— PROMPT —
In the records below, list every line from the one containing "company-label: No. Tanda" through the one containing "411, 337, 425]", both included, as a numbered list with blank lines omitted.

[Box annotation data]
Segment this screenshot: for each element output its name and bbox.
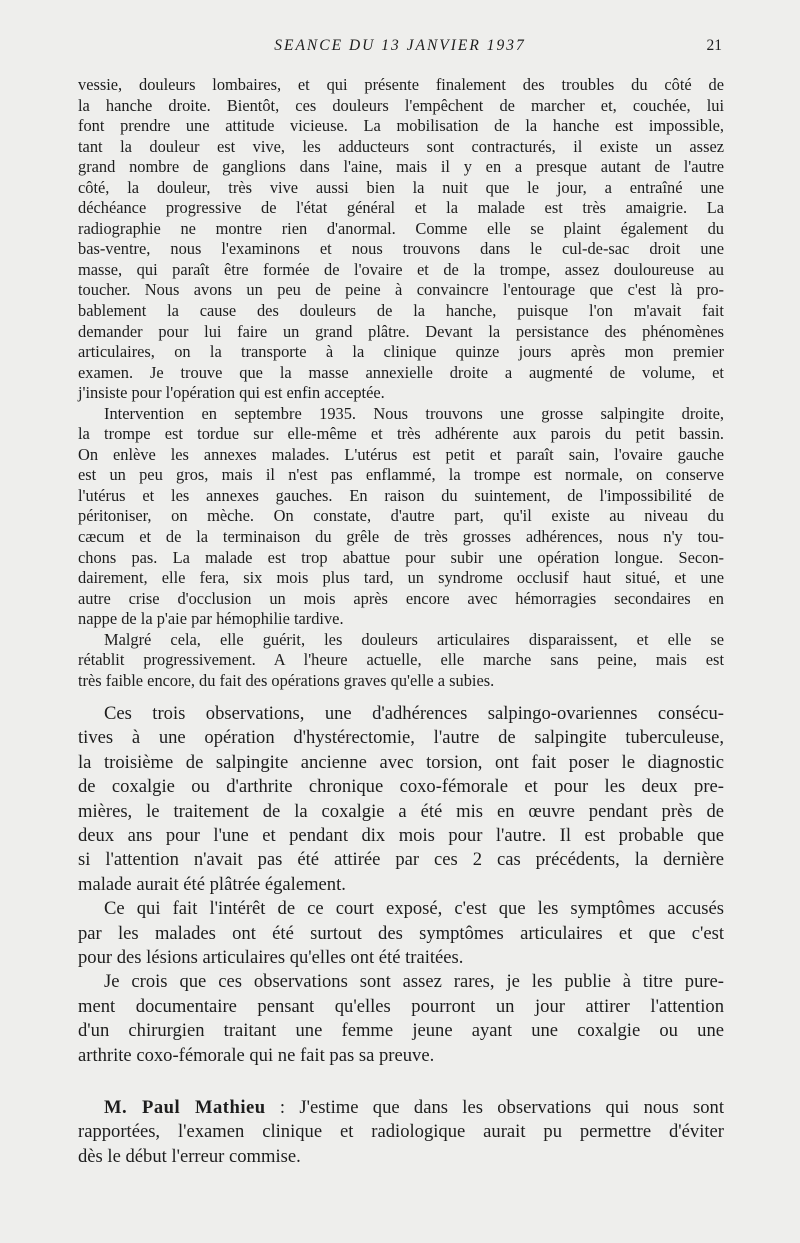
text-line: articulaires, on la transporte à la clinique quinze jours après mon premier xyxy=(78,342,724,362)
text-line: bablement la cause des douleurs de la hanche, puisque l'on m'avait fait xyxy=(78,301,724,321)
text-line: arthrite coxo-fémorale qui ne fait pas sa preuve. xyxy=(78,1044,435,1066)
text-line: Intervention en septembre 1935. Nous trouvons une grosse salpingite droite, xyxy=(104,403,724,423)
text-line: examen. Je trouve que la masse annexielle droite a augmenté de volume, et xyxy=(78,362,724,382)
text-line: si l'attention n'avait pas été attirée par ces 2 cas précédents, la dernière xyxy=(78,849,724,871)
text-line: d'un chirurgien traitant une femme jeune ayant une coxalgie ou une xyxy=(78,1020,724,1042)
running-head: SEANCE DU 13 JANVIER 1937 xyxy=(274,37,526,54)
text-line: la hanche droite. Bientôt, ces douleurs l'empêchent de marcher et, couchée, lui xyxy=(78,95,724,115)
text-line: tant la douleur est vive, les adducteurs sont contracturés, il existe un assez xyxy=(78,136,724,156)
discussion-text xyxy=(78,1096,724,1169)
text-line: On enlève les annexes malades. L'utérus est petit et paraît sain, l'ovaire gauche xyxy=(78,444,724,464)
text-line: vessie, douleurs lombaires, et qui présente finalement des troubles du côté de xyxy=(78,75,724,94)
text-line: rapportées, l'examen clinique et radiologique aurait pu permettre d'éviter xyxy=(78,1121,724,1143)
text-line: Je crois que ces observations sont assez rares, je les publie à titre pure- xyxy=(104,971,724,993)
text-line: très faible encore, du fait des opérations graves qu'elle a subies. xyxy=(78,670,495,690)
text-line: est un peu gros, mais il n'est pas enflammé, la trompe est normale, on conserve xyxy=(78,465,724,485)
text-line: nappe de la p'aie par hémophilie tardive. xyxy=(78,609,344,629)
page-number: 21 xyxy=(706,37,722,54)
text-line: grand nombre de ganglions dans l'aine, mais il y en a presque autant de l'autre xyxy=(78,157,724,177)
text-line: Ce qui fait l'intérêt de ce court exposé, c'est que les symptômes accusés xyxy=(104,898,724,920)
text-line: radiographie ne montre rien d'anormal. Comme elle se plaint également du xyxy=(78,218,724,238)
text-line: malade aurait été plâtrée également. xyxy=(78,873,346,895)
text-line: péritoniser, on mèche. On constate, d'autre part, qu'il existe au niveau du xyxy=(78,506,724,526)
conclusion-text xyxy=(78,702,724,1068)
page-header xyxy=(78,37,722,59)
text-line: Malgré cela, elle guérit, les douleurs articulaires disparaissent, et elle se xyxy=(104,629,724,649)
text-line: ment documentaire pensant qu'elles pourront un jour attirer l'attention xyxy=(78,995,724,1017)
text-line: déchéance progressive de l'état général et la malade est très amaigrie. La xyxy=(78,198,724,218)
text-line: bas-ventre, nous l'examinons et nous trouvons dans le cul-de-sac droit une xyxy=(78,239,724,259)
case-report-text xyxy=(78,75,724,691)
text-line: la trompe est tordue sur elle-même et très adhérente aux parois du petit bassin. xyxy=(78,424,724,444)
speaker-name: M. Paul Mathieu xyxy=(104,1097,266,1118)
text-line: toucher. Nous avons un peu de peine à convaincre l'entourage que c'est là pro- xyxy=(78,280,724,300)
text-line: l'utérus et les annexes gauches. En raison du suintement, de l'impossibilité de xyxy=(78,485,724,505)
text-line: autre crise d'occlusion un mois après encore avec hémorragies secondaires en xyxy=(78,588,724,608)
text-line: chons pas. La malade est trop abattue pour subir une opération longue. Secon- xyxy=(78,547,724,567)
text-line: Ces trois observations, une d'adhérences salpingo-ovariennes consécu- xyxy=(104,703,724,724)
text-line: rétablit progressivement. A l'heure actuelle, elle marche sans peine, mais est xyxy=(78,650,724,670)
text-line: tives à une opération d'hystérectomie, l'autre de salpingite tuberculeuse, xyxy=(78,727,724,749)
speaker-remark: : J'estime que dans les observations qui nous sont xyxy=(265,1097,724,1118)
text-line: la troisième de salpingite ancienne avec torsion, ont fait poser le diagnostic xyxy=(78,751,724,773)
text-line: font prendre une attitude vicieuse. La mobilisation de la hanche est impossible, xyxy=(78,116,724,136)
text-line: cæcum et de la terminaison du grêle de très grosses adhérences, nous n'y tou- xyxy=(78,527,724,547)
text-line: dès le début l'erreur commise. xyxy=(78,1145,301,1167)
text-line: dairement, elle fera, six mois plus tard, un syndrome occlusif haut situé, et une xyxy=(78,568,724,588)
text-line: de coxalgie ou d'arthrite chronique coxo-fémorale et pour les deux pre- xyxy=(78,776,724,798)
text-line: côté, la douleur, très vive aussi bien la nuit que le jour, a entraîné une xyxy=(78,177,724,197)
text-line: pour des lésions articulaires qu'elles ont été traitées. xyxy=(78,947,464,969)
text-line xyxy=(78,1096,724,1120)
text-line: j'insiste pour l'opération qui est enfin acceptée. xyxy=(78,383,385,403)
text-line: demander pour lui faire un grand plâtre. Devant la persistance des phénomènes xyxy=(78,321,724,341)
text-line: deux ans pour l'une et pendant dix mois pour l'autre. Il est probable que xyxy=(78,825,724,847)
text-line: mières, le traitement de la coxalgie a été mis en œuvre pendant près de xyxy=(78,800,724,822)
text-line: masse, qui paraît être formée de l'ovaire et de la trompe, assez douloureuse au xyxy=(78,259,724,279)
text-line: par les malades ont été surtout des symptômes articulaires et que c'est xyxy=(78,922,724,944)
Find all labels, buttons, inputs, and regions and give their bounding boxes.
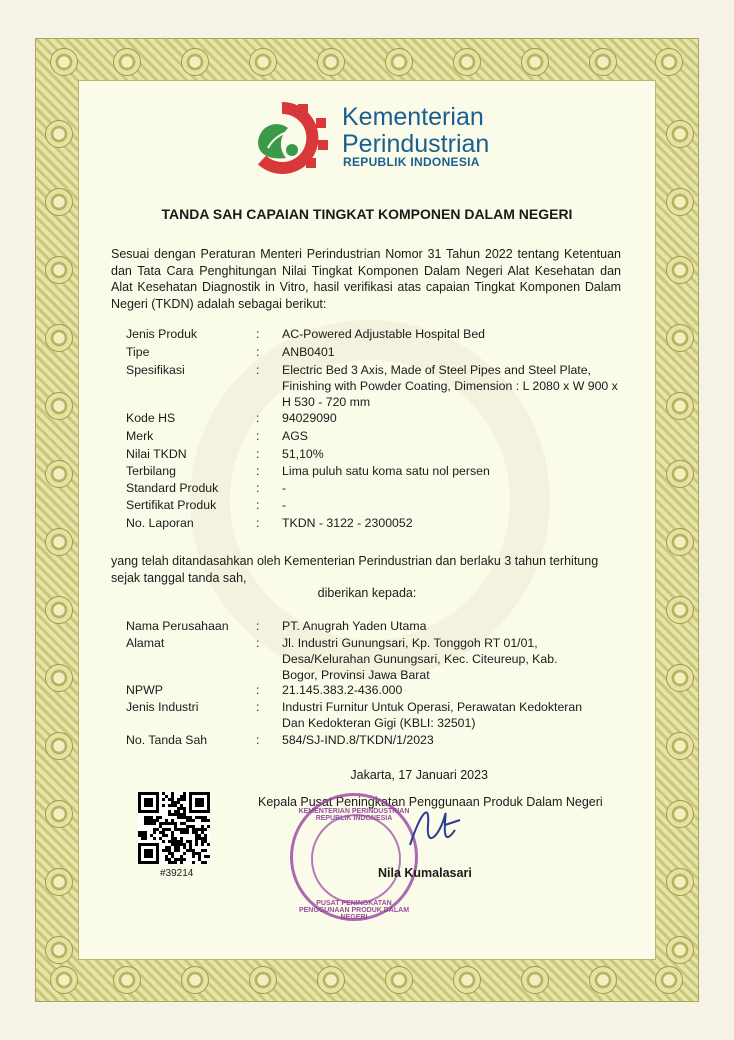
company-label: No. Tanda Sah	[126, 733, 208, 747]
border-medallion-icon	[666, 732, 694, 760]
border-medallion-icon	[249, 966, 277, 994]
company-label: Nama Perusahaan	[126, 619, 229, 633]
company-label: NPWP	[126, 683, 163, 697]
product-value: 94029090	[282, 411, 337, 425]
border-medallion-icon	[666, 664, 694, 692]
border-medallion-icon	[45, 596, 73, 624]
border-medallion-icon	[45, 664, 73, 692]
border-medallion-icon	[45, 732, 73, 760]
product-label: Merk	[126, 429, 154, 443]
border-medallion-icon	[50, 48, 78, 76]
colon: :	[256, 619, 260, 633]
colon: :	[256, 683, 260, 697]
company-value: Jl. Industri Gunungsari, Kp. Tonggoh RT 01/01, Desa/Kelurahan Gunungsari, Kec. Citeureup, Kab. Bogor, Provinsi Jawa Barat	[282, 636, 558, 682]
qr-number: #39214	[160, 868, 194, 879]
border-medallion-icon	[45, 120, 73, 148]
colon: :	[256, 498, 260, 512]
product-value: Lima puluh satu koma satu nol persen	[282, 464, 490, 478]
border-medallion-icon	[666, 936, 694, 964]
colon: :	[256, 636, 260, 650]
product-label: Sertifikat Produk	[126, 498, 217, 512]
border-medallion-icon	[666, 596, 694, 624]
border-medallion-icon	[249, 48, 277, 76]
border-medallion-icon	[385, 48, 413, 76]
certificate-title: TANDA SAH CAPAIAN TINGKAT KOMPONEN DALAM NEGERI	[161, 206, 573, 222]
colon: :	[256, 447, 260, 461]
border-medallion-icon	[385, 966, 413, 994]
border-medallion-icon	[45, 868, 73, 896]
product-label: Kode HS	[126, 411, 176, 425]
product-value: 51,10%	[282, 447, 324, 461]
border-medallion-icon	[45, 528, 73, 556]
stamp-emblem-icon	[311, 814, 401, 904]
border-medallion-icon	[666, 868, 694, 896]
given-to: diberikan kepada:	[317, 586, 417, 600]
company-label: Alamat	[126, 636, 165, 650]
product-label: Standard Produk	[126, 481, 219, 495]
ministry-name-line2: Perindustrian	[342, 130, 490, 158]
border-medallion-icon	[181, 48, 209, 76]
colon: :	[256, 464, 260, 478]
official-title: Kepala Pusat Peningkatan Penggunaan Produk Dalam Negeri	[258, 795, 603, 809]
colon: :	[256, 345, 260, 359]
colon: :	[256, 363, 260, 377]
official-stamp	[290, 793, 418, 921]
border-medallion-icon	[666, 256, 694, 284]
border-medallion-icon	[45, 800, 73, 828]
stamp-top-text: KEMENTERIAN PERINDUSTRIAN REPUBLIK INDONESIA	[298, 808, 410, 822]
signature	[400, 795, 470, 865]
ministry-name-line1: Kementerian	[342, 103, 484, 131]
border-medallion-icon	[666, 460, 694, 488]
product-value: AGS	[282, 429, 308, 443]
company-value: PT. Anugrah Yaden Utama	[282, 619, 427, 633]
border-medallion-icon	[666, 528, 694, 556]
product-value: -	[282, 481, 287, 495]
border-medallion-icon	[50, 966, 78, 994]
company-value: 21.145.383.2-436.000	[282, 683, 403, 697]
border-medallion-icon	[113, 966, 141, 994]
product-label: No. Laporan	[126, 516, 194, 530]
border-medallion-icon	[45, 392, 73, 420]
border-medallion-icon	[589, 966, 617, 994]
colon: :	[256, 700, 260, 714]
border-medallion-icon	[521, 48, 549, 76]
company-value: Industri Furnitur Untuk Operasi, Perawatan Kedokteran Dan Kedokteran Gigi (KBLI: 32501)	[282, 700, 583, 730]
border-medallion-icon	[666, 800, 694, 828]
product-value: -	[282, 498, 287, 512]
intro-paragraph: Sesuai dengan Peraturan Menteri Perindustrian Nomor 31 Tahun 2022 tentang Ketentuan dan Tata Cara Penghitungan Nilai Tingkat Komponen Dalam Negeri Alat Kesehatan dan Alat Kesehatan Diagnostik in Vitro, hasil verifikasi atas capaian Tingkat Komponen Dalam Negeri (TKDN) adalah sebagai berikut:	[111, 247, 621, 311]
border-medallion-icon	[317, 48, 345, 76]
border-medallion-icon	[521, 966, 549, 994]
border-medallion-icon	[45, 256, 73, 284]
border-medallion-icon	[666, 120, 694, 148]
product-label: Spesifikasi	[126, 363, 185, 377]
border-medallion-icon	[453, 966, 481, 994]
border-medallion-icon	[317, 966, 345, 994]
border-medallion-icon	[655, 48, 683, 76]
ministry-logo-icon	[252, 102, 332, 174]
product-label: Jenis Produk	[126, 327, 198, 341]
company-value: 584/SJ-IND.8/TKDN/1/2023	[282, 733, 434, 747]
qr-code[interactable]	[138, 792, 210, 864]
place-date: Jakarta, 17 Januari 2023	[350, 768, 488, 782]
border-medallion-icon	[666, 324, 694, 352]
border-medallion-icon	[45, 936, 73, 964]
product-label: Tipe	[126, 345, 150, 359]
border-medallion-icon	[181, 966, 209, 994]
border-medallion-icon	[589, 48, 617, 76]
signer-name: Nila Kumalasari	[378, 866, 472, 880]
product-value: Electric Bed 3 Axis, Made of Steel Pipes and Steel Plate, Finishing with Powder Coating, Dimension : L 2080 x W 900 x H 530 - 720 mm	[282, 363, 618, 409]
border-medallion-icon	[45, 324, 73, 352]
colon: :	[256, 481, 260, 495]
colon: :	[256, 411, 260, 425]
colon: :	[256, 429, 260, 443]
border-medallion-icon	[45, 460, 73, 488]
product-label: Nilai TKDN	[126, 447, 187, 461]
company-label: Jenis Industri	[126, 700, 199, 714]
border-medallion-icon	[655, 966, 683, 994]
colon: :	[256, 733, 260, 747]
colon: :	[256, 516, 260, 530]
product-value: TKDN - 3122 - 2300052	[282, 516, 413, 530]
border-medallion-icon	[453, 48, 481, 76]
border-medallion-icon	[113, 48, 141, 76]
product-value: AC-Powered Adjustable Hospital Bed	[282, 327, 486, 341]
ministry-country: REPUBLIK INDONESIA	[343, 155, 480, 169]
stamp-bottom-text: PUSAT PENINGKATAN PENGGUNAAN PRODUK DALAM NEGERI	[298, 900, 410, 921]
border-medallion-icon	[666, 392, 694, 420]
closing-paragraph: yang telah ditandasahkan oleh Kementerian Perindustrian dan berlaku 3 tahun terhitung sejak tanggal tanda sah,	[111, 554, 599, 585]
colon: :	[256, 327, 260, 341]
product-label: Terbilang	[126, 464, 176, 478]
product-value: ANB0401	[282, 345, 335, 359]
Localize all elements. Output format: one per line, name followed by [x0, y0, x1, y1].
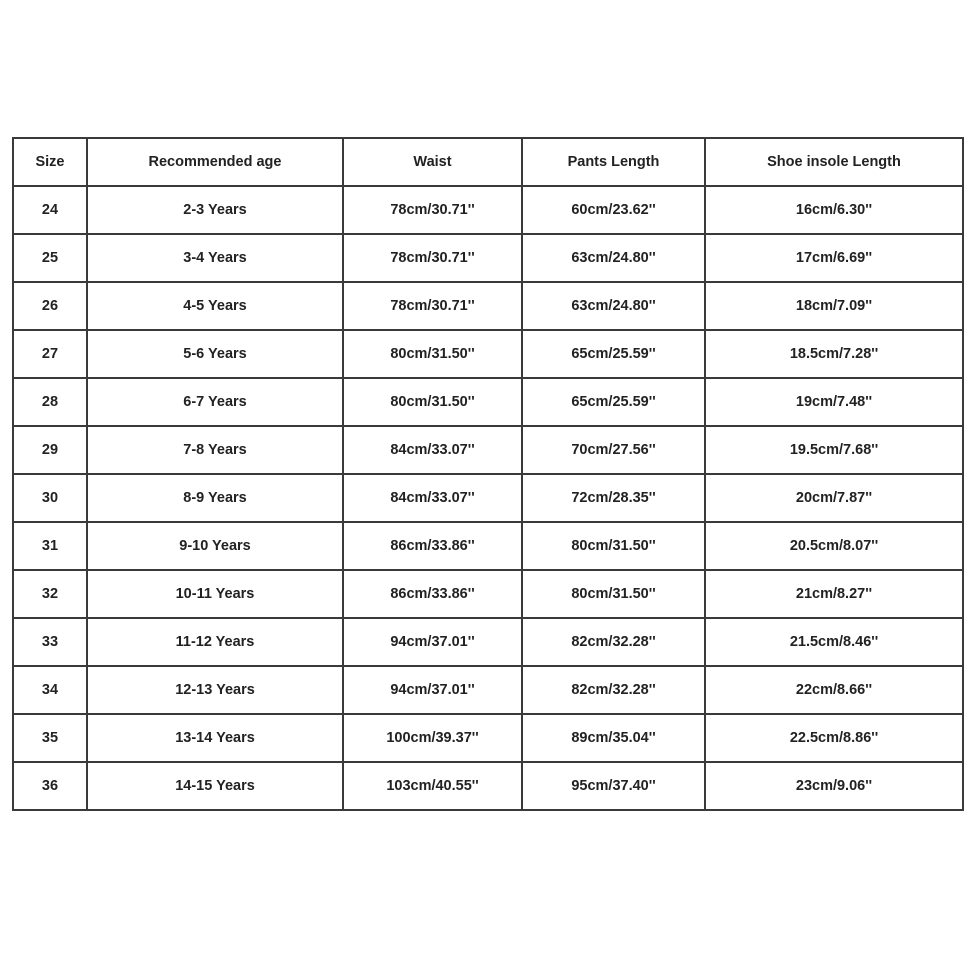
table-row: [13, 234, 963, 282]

— FULL ANSWER —
1. company-label: No. Tanda Sah	[126, 733, 208, 747]
2. border-medallion-icon	[666, 732, 694, 760]
3. border-medallion-icon	[249, 966, 277, 994]
4. company-label: Nama Perusahaan	[126, 619, 229, 633]
5. company-label: NPWP	[126, 683, 163, 697]
6. product-value: 94029090	[282, 411, 337, 425]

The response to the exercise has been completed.